31 gen 2021

METAL E LACRIME - Parte II: I "MODERNI"

 


Si cresce, si cambia…le responsabilità, della famiglia e del lavoro, cambiano le prospettive. Si diventa padri mentre i genitori invecchiano e diventano fragili e qualcosa dentro ti incrina la scorza e la sicumera della “immortalità” della gioventù. Cambi di stagione, li chiamano…

Quanto questo si riverbera nei gusti e nell’approccio alla vita? Tutto molto soggettivo, ovviamente.

Dati registrati:
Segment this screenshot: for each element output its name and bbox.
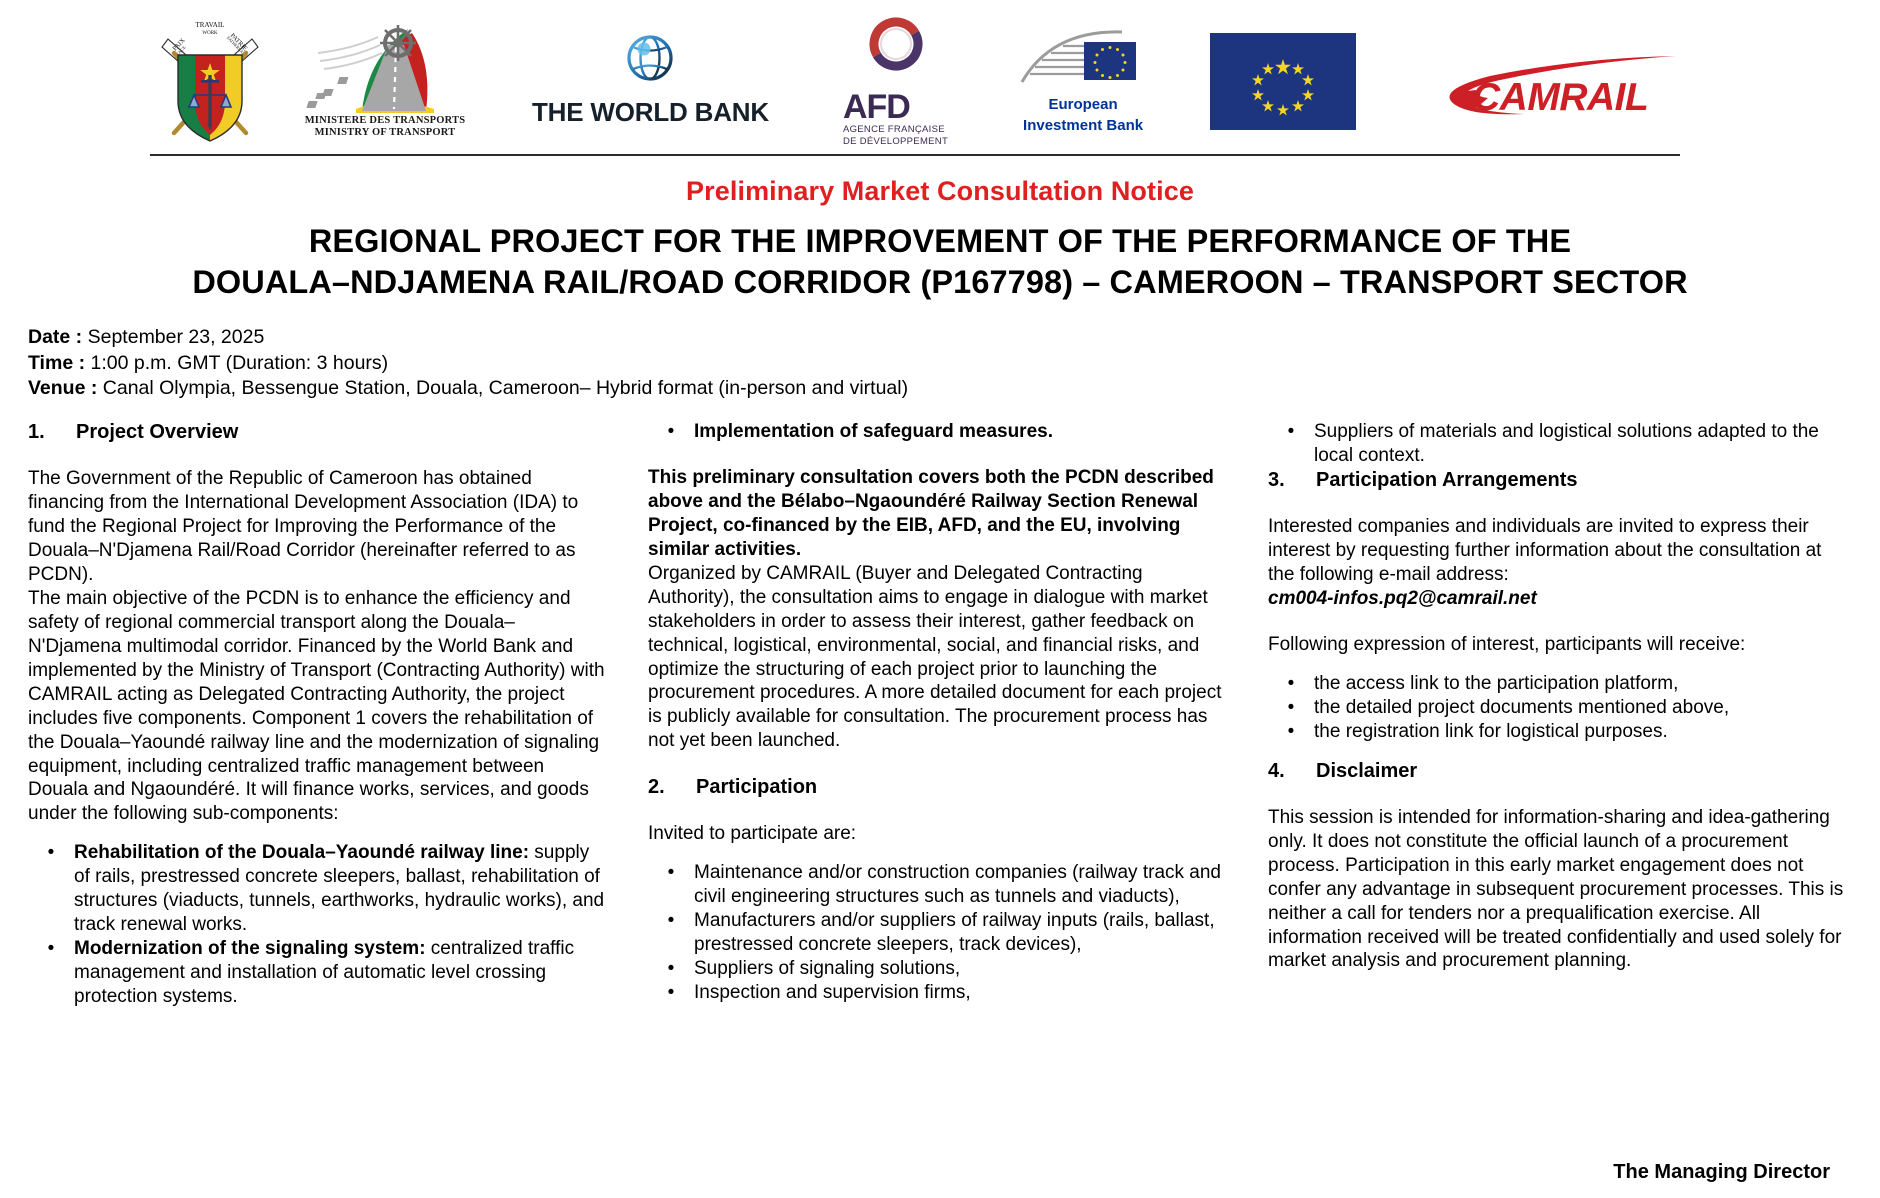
event-venue-row: Venue : Canal Olympia, Bessengue Station…: [28, 376, 1880, 402]
header-divider: [150, 154, 1680, 156]
eib-name-line2: Investment Bank: [1023, 118, 1143, 135]
bullet-icon: •: [648, 981, 694, 1005]
list-item: • Modernization of the signaling system:…: [28, 937, 608, 1009]
column-1: 1. Project Overview The Government of th…: [28, 420, 608, 1009]
event-details: Date : September 23, 2025 Time : 1:00 p.…: [28, 325, 1880, 402]
afd-subtitle-1: AGENCE FRANÇAISE: [843, 124, 948, 136]
svg-text:CAMRAIL: CAMRAIL: [1472, 76, 1648, 119]
ministry-name-fr: MINISTERE DES TRANSPORTS: [305, 115, 466, 127]
section-4-paragraph-1: This session is intended for information…: [1268, 806, 1848, 974]
section-4-heading: 4. Disclaimer: [1268, 759, 1848, 784]
event-venue-value: Canal Olympia, Bessengue Station, Douala…: [97, 377, 908, 399]
list-item-text: Inspection and supervision firms,: [694, 981, 1228, 1005]
bullet-icon: •: [1268, 420, 1314, 468]
section-3-paragraph-1: Interested companies and individuals are…: [1268, 515, 1848, 587]
section-1-paragraph-2: The main objective of the PCDN is to enh…: [28, 587, 608, 826]
eib-name-line1: European: [1048, 97, 1117, 114]
list-item-text: Modernization of the signaling system: c…: [74, 937, 608, 1009]
svg-text:TRAVAIL: TRAVAIL: [196, 21, 225, 29]
section-3-number: 3.: [1268, 468, 1290, 493]
event-date-row: Date : September 23, 2025: [28, 325, 1880, 351]
section-3-paragraph-2: Following expression of interest, partic…: [1268, 633, 1848, 657]
section-2-bullet-list: • Maintenance and/or construction compan…: [648, 861, 1228, 1005]
list-item: • Implementation of safeguard measures.: [648, 420, 1228, 444]
list-item-text: Implementation of safeguard measures.: [694, 420, 1228, 444]
list-item-text: the detailed project documents mentioned…: [1314, 696, 1848, 720]
list-item-text: Maintenance and/or construction companie…: [694, 861, 1228, 909]
list-item: • the access link to the participation p…: [1268, 672, 1848, 696]
list-item: • Suppliers of materials and logistical …: [1268, 420, 1848, 468]
bullet-icon: •: [28, 841, 74, 937]
section-1-bullet-list-cont: • Implementation of safeguard measures.: [648, 420, 1228, 444]
section-1-bullet-list: • Rehabilitation of the Douala–Yaoundé r…: [28, 841, 608, 1009]
eib-arc-icon: [1018, 28, 1148, 93]
logo-bar: PAIX PEACE PATRIE FATHERLAND TRAVAIL WOR…: [0, 0, 1880, 150]
section-3-title: Participation Arrangements: [1316, 468, 1578, 493]
list-item-lead: Implementation of safeguard measures.: [694, 421, 1053, 442]
ministry-road-rail-icon: [300, 23, 470, 115]
european-union-flag-icon: [1210, 33, 1356, 130]
body-columns: 1. Project Overview The Government of th…: [28, 420, 1852, 1009]
column-3: • Suppliers of materials and logistical …: [1268, 420, 1848, 1009]
bullet-icon: •: [1268, 696, 1314, 720]
list-item-text: Manufacturers and/or suppliers of railwa…: [694, 909, 1228, 957]
event-date-label: Date :: [28, 326, 82, 348]
section-2-bullet-list-cont: • Suppliers of materials and logistical …: [1268, 420, 1848, 468]
afd-name: AFD: [843, 88, 910, 126]
list-item: • the detailed project documents mention…: [1268, 696, 1848, 720]
bullet-icon: •: [648, 909, 694, 957]
ministry-of-transport-logo: MINISTERE DES TRANSPORTS MINISTRY OF TRA…: [300, 23, 470, 139]
list-item-text: Rehabilitation of the Douala–Yaoundé rai…: [74, 841, 608, 937]
section-2-title: Participation: [696, 775, 817, 800]
list-item-text: Suppliers of materials and logistical so…: [1314, 420, 1848, 468]
list-item-lead: Modernization of the signaling system:: [74, 938, 426, 959]
section-3-heading: 3. Participation Arrangements: [1268, 468, 1848, 493]
bullet-icon: •: [1268, 672, 1314, 696]
list-item: • Inspection and supervision firms,: [648, 981, 1228, 1005]
ministry-name-en: MINISTRY OF TRANSPORT: [315, 127, 456, 139]
contact-email[interactable]: cm004-infos.pq2@camrail.net: [1268, 587, 1848, 611]
section-4-number: 4.: [1268, 759, 1290, 784]
page-title-line-2: DOUALA–NDJAMENA RAIL/ROAD CORRIDOR (P167…: [0, 262, 1880, 303]
signature-line: The Managing Director: [1613, 1161, 1830, 1184]
svg-text:WORK: WORK: [202, 31, 218, 36]
section-3-bullet-list: • the access link to the participation p…: [1268, 672, 1848, 744]
list-item-text: the registration link for logistical pur…: [1314, 720, 1848, 744]
section-1-number: 1.: [28, 420, 50, 445]
section-4-title: Disclaimer: [1316, 759, 1417, 784]
camrail-logo: CAMRAIL: [1428, 42, 1683, 120]
list-item-text: the access link to the participation pla…: [1314, 672, 1848, 696]
world-bank-globe-icon: [626, 34, 674, 87]
bullet-icon: •: [28, 937, 74, 1009]
list-item-lead: Rehabilitation of the Douala–Yaoundé rai…: [74, 842, 529, 863]
bullet-icon: •: [1268, 720, 1314, 744]
list-item: • Manufacturers and/or suppliers of rail…: [648, 909, 1228, 957]
list-item: • Maintenance and/or construction compan…: [648, 861, 1228, 909]
list-item-text: Suppliers of signaling solutions,: [694, 957, 1228, 981]
world-bank-name: THE WORLD BANK: [532, 97, 769, 128]
section-2-heading: 2. Participation: [648, 775, 1228, 800]
afd-logo: AFD AGENCE FRANÇAISE DE DÉVELOPPEMENT: [843, 14, 948, 148]
page-title-line-1: REGIONAL PROJECT FOR THE IMPROVEMENT OF …: [0, 221, 1880, 262]
document-page: PAIX PEACE PATRIE FATHERLAND TRAVAIL WOR…: [0, 0, 1880, 1198]
list-item: • Rehabilitation of the Douala–Yaoundé r…: [28, 841, 608, 937]
section-1-paragraph-3: Organized by CAMRAIL (Buyer and Delegate…: [648, 562, 1228, 754]
world-bank-logo: THE WORLD BANK: [532, 34, 769, 128]
event-time-label: Time :: [28, 352, 85, 374]
section-1-title: Project Overview: [76, 420, 238, 445]
afd-circle-icon: [866, 14, 926, 79]
page-title: REGIONAL PROJECT FOR THE IMPROVEMENT OF …: [0, 221, 1880, 303]
event-venue-label: Venue :: [28, 377, 97, 399]
bullet-icon: •: [648, 957, 694, 981]
afd-subtitle-2: DE DÉVELOPPEMENT: [843, 136, 948, 148]
event-time-value: 1:00 p.m. GMT (Duration: 3 hours): [85, 352, 388, 374]
section-2-number: 2.: [648, 775, 670, 800]
bullet-icon: •: [648, 861, 694, 909]
bullet-icon: •: [648, 420, 694, 444]
notice-kicker: Preliminary Market Consultation Notice: [0, 176, 1880, 207]
eib-logo: European Investment Bank: [1018, 28, 1148, 135]
event-time-row: Time : 1:00 p.m. GMT (Duration: 3 hours): [28, 351, 1880, 377]
list-item: • Suppliers of signaling solutions,: [648, 957, 1228, 981]
section-2-intro: Invited to participate are:: [648, 822, 1228, 846]
section-1-bold-paragraph: This preliminary consultation covers bot…: [648, 466, 1228, 562]
section-1-heading: 1. Project Overview: [28, 420, 608, 445]
event-date-value: September 23, 2025: [82, 326, 264, 348]
cameroon-coat-of-arms-icon: PAIX PEACE PATRIE FATHERLAND TRAVAIL WOR…: [150, 17, 270, 145]
list-item: • the registration link for logistical p…: [1268, 720, 1848, 744]
column-2: • Implementation of safeguard measures. …: [648, 420, 1228, 1009]
section-1-paragraph-1: The Government of the Republic of Camero…: [28, 467, 608, 587]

COSA FARE: Ricopia parola per parola l'intero testo di partenza, senza alcuna modifica.

SOLUZIONE:
31 gen 2021

METAL E LACRIME - Parte II: I "MODERNI"

 


Si cresce, si cambia…le responsabilità, della famiglia e del lavoro, cambiano le prospettive. Si diventa padri mentre i genitori invecchiano e diventano fragili e qualcosa dentro ti incrina la scorza e la sicumera della “immortalità” della gioventù. Cambi di stagione, li chiamano…

Quanto questo si riverbera nei gusti e nell’approccio alla vita? Tutto molto soggettivo, ovviamente.